Material for the task:
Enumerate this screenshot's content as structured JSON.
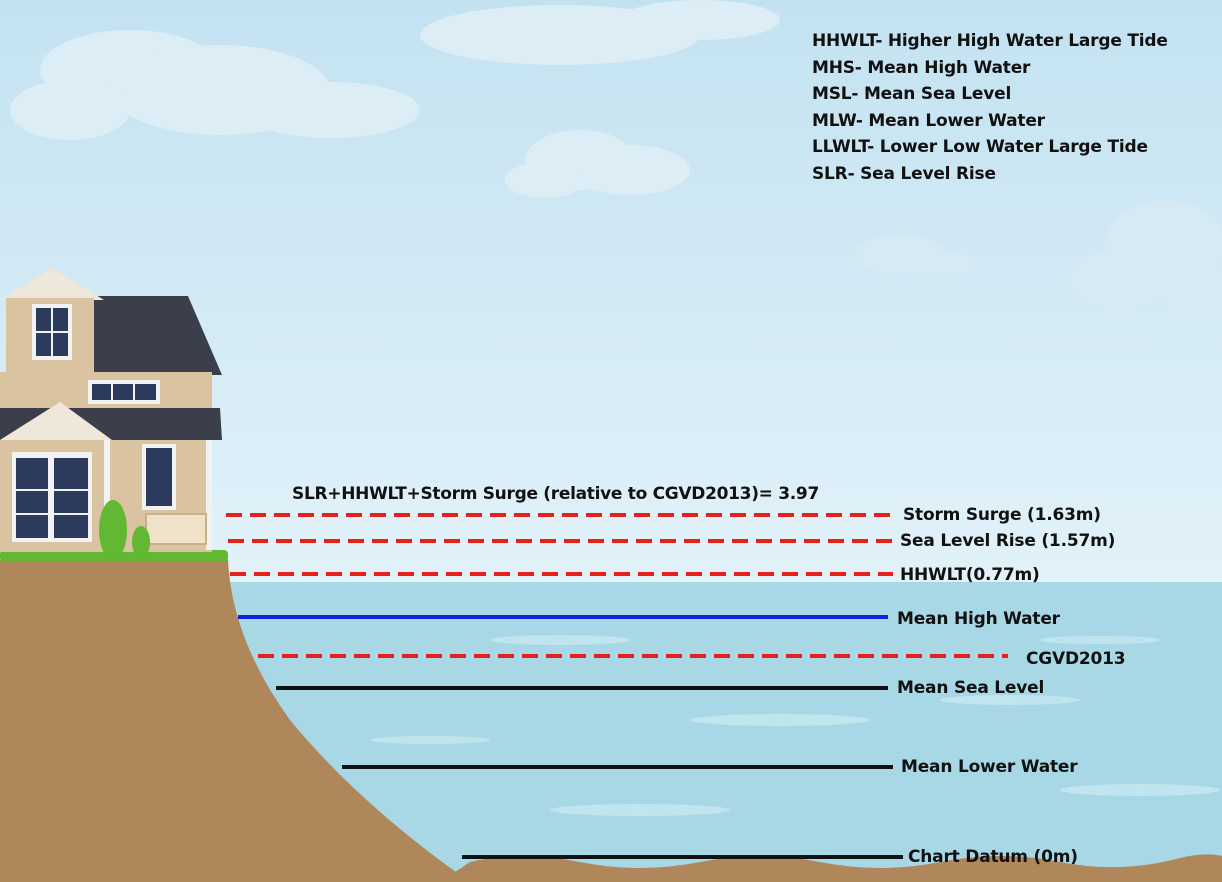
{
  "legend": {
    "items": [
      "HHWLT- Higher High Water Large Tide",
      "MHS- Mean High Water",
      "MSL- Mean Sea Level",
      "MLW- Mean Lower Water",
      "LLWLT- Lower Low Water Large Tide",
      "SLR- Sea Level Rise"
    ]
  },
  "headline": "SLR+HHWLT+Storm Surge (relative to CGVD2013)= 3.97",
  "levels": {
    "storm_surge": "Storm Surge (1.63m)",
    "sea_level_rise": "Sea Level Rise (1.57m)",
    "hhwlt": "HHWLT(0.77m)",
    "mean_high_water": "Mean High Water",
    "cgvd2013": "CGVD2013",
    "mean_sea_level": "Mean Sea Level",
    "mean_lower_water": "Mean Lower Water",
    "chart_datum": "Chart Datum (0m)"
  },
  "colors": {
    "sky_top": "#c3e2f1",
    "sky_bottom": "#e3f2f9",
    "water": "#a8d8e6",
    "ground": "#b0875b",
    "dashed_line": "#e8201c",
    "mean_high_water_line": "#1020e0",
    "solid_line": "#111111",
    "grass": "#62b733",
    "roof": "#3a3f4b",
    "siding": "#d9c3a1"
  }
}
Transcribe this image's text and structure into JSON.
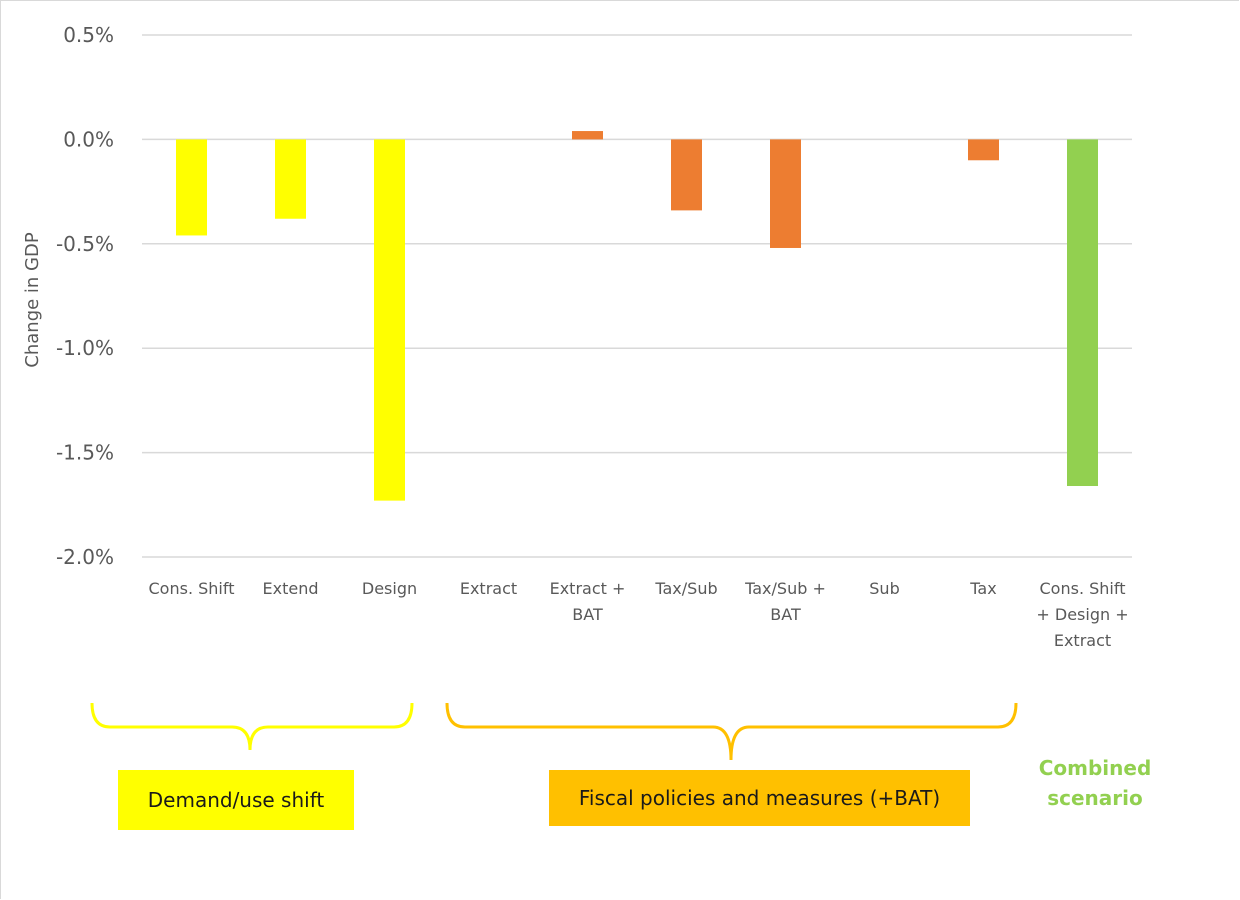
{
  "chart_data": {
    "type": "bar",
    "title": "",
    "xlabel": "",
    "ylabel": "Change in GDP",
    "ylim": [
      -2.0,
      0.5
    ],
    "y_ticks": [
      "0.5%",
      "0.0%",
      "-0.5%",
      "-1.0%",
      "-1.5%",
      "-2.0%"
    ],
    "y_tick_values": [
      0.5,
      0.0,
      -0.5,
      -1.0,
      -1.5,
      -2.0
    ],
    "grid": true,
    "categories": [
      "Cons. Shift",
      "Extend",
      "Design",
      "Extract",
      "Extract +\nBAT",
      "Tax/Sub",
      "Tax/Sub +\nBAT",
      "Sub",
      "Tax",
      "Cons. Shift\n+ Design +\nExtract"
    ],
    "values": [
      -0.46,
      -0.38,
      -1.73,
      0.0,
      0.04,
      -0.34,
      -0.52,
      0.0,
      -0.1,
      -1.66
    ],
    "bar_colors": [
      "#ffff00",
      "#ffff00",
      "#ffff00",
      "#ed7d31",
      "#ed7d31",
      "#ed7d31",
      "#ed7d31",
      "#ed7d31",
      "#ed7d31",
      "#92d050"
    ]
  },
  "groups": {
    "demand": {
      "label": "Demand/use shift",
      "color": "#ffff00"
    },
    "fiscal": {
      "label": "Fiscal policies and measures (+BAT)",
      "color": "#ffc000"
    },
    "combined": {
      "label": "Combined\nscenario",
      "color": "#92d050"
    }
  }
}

Your instructions: Print every entry exactly as written, without the pictures.

The response:
Enumerate this screenshot's content as structured JSON.
{
  "legend": {
    "items": [
      "HHWLT- Higher High Water Large Tide",
      "MHS- Mean High Water",
      "MSL- Mean Sea Level",
      "MLW- Mean Lower Water",
      "LLWLT- Lower Low Water Large Tide",
      "SLR- Sea Level Rise"
    ]
  },
  "headline": "SLR+HHWLT+Storm Surge (relative to CGVD2013)= 3.97",
  "levels": {
    "storm_surge": "Storm Surge (1.63m)",
    "sea_level_rise": "Sea Level Rise (1.57m)",
    "hhwlt": "HHWLT(0.77m)",
    "mean_high_water": "Mean High Water",
    "cgvd2013": "CGVD2013",
    "mean_sea_level": "Mean Sea Level",
    "mean_lower_water": "Mean Lower Water",
    "chart_datum": "Chart Datum (0m)"
  },
  "colors": {
    "sky_top": "#c3e2f1",
    "sky_bottom": "#e3f2f9",
    "water": "#a8d8e6",
    "ground": "#b0875b",
    "dashed_line": "#e8201c",
    "mean_high_water_line": "#1020e0",
    "solid_line": "#111111",
    "grass": "#62b733",
    "roof": "#3a3f4b",
    "siding": "#d9c3a1"
  }
}
Transcribe this image's text and structure into JSON.
{
  "chart_data": {
    "type": "bar",
    "title": "",
    "xlabel": "",
    "ylabel": "Change in GDP",
    "ylim": [
      -2.0,
      0.5
    ],
    "y_ticks": [
      "0.5%",
      "0.0%",
      "-0.5%",
      "-1.0%",
      "-1.5%",
      "-2.0%"
    ],
    "y_tick_values": [
      0.5,
      0.0,
      -0.5,
      -1.0,
      -1.5,
      -2.0
    ],
    "grid": true,
    "categories": [
      "Cons. Shift",
      "Extend",
      "Design",
      "Extract",
      "Extract +\nBAT",
      "Tax/Sub",
      "Tax/Sub +\nBAT",
      "Sub",
      "Tax",
      "Cons. Shift\n+ Design +\nExtract"
    ],
    "values": [
      -0.46,
      -0.38,
      -1.73,
      0.0,
      0.04,
      -0.34,
      -0.52,
      0.0,
      -0.1,
      -1.66
    ],
    "bar_colors": [
      "#ffff00",
      "#ffff00",
      "#ffff00",
      "#ed7d31",
      "#ed7d31",
      "#ed7d31",
      "#ed7d31",
      "#ed7d31",
      "#ed7d31",
      "#92d050"
    ]
  },
  "groups": {
    "demand": {
      "label": "Demand/use shift",
      "color": "#ffff00"
    },
    "fiscal": {
      "label": "Fiscal policies and measures (+BAT)",
      "color": "#ffc000"
    },
    "combined": {
      "label": "Combined\nscenario",
      "color": "#92d050"
    }
  }
}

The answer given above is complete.